◆ **Stored data entries**
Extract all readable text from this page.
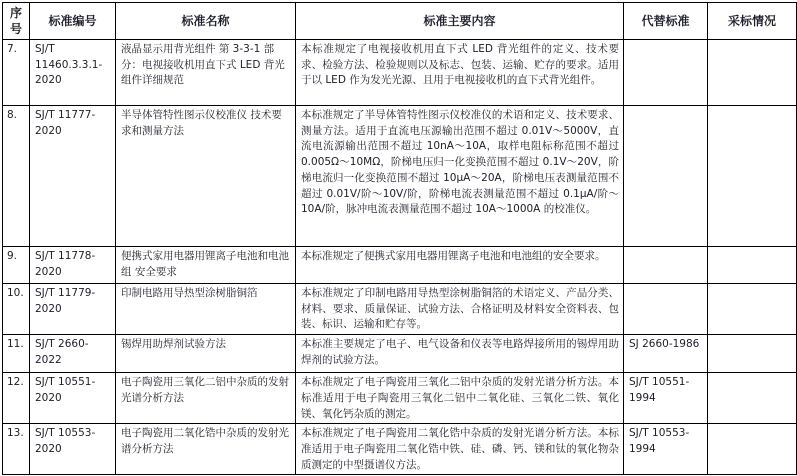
序号	标准编号	标准名称	标准主要内容	代替标准	采标情况
7.	SJ/T 11460.3.3.1-2020	液晶显示用背光组件 第 3-3-1 部分：电视接收机用直下式 LED 背光组件详细规范	本标准规定了电视接收机用直下式 LED 背光组件的定义、技术要求、检验方法、检验规则以及标志、包装、运输、贮存的要求。适用于以 LED 作为发光光源、且用于电视接收机的直下式背光组件。		
8.	SJ/T 11777-2020	半导体管特性图示仪校准仪 技术要求和测量方法	本标准规定了半导体管特性图示仪校准仪的术语和定义、技术要求、测量方法。适用于直流电压源输出范围不超过 0.01V～5000V，直流电流源输出范围不超过 10nA～10A，取样电阻标称范围不超过 0.005Ω～10MΩ，阶梯电压归一化变换范围不超过 0.1V～20V，阶梯电流归一化变换范围不超过 10μA～20A，阶梯电压表测量范围不超过 0.01V/阶～10V/阶，阶梯电流表测量范围不超过 0.1μA/阶～10A/阶，脉冲电流表测量范围不超过 10A～1000A 的校准仪。		
9.	SJ/T 11778-2020	便携式家用电器用锂离子电池和电池组 安全要求	本标准规定了便携式家用电器用锂离子电池和电池组的安全要求。		
10.	SJ/T 11779-2020	印制电路用导热型涂树脂铜箔	本标准规定了印制电路用导热型涂树脂铜箔的术语定义、产品分类、材料、要求、质量保证、试验方法、合格证明及材料安全资料表、包装、标识、运输和贮存等。		
11.	SJ/T 2660-2022	锡焊用助焊剂试验方法	本标准主要规定了电子、电气设备和仪表等电路焊接所用的锡焊用助焊剂的试验方法。	SJ 2660-1986	
12.	SJ/T 10551-2020	电子陶瓷用三氧化二铝中杂质的发射光谱分析方法	本标准规定了电子陶瓷用三氧化二铝中杂质的发射光谱分析方法。本标准适用于电子陶瓷用三氧化二铝中二氧化硅、三氧化二铁、氧化镁、氧化钙杂质的测定。	SJ/T 10551-1994	
13.	SJ/T 10553-2020	电子陶瓷用二氧化锆中杂质的发射光谱分析方法	本标准规定了电子陶瓷用二氧化锆中杂质的发射光谱分析方法。本标准适用于电子陶瓷用二氧化锆中铁、硅、磷、钙、镁和钛的氧化物杂质测定的中型摄谱仪方法。	SJ/T 10553-1994	
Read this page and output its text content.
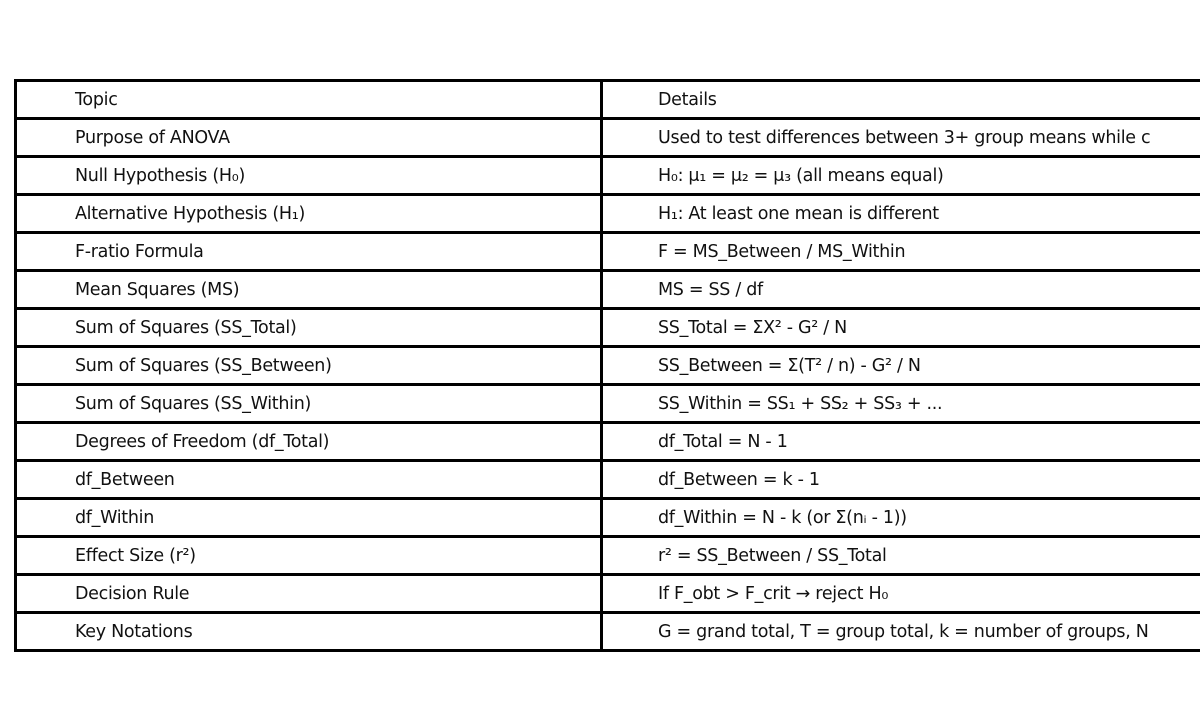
Topic	Details
Purpose of ANOVA	Used to test differences between 3+ group means while c
Null Hypothesis (H₀)	H₀: μ₁ = μ₂ = μ₃ (all means equal)
Alternative Hypothesis (H₁)	H₁: At least one mean is different
F-ratio Formula	F = MS_Between / MS_Within
Mean Squares (MS)	MS = SS / df
Sum of Squares (SS_Total)	SS_Total = ΣX² - G² / N
Sum of Squares (SS_Between)	SS_Between = Σ(T² / n) - G² / N
Sum of Squares (SS_Within)	SS_Within = SS₁ + SS₂ + SS₃ + ...
Degrees of Freedom (df_Total)	df_Total = N - 1
df_Between	df_Between = k - 1
df_Within	df_Within = N - k (or Σ(nᵢ - 1))
Effect Size (r²)	r² = SS_Between / SS_Total
Decision Rule	If F_obt > F_crit → reject H₀
Key Notations	G = grand total, T = group total, k = number of groups, N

◆ **EXERCISE INSTRUCTIONS**
Exclude the pictures. Write out the remaining data exactly.

◆ **ANSWER**
Extract all readable text from this page.
序号	标准编号	标准名称	标准主要内容	代替标准	采标情况
7.	SJ/T 11460.3.3.1-2020	液晶显示用背光组件 第 3-3-1 部分：电视接收机用直下式 LED 背光组件详细规范	本标准规定了电视接收机用直下式 LED 背光组件的定义、技术要求、检验方法、检验规则以及标志、包装、运输、贮存的要求。适用于以 LED 作为发光光源、且用于电视接收机的直下式背光组件。		
8.	SJ/T 11777-2020	半导体管特性图示仪校准仪 技术要求和测量方法	本标准规定了半导体管特性图示仪校准仪的术语和定义、技术要求、测量方法。适用于直流电压源输出范围不超过 0.01V～5000V，直流电流源输出范围不超过 10nA～10A，取样电阻标称范围不超过 0.005Ω～10MΩ，阶梯电压归一化变换范围不超过 0.1V～20V，阶梯电流归一化变换范围不超过 10μA～20A，阶梯电压表测量范围不超过 0.01V/阶～10V/阶，阶梯电流表测量范围不超过 0.1μA/阶～10A/阶，脉冲电流表测量范围不超过 10A～1000A 的校准仪。		
9.	SJ/T 11778-2020	便携式家用电器用锂离子电池和电池组 安全要求	本标准规定了便携式家用电器用锂离子电池和电池组的安全要求。		
10.	SJ/T 11779-2020	印制电路用导热型涂树脂铜箔	本标准规定了印制电路用导热型涂树脂铜箔的术语定义、产品分类、材料、要求、质量保证、试验方法、合格证明及材料安全资料表、包装、标识、运输和贮存等。		
11.	SJ/T 2660-2022	锡焊用助焊剂试验方法	本标准主要规定了电子、电气设备和仪表等电路焊接所用的锡焊用助焊剂的试验方法。	SJ 2660-1986	
12.	SJ/T 10551-2020	电子陶瓷用三氧化二铝中杂质的发射光谱分析方法	本标准规定了电子陶瓷用三氧化二铝中杂质的发射光谱分析方法。本标准适用于电子陶瓷用三氧化二铝中二氧化硅、三氧化二铁、氧化镁、氧化钙杂质的测定。	SJ/T 10551-1994	
13.	SJ/T 10553-2020	电子陶瓷用二氧化锆中杂质的发射光谱分析方法	本标准规定了电子陶瓷用二氧化锆中杂质的发射光谱分析方法。本标准适用于电子陶瓷用二氧化锆中铁、硅、磷、钙、镁和钛的氧化物杂质测定的中型摄谱仪方法。	SJ/T 10553-1994	
Read this page and output its text content.
Topic	Details
Purpose of ANOVA	Used to test differences between 3+ group means while c
Null Hypothesis (H₀)	H₀: μ₁ = μ₂ = μ₃ (all means equal)
Alternative Hypothesis (H₁)	H₁: At least one mean is different
F-ratio Formula	F = MS_Between / MS_Within
Mean Squares (MS)	MS = SS / df
Sum of Squares (SS_Total)	SS_Total = ΣX² - G² / N
Sum of Squares (SS_Between)	SS_Between = Σ(T² / n) - G² / N
Sum of Squares (SS_Within)	SS_Within = SS₁ + SS₂ + SS₃ + ...
Degrees of Freedom (df_Total)	df_Total = N - 1
df_Between	df_Between = k - 1
df_Within	df_Within = N - k (or Σ(nᵢ - 1))
Effect Size (r²)	r² = SS_Between / SS_Total
Decision Rule	If F_obt > F_crit → reject H₀
Key Notations	G = grand total, T = group total, k = number of groups, N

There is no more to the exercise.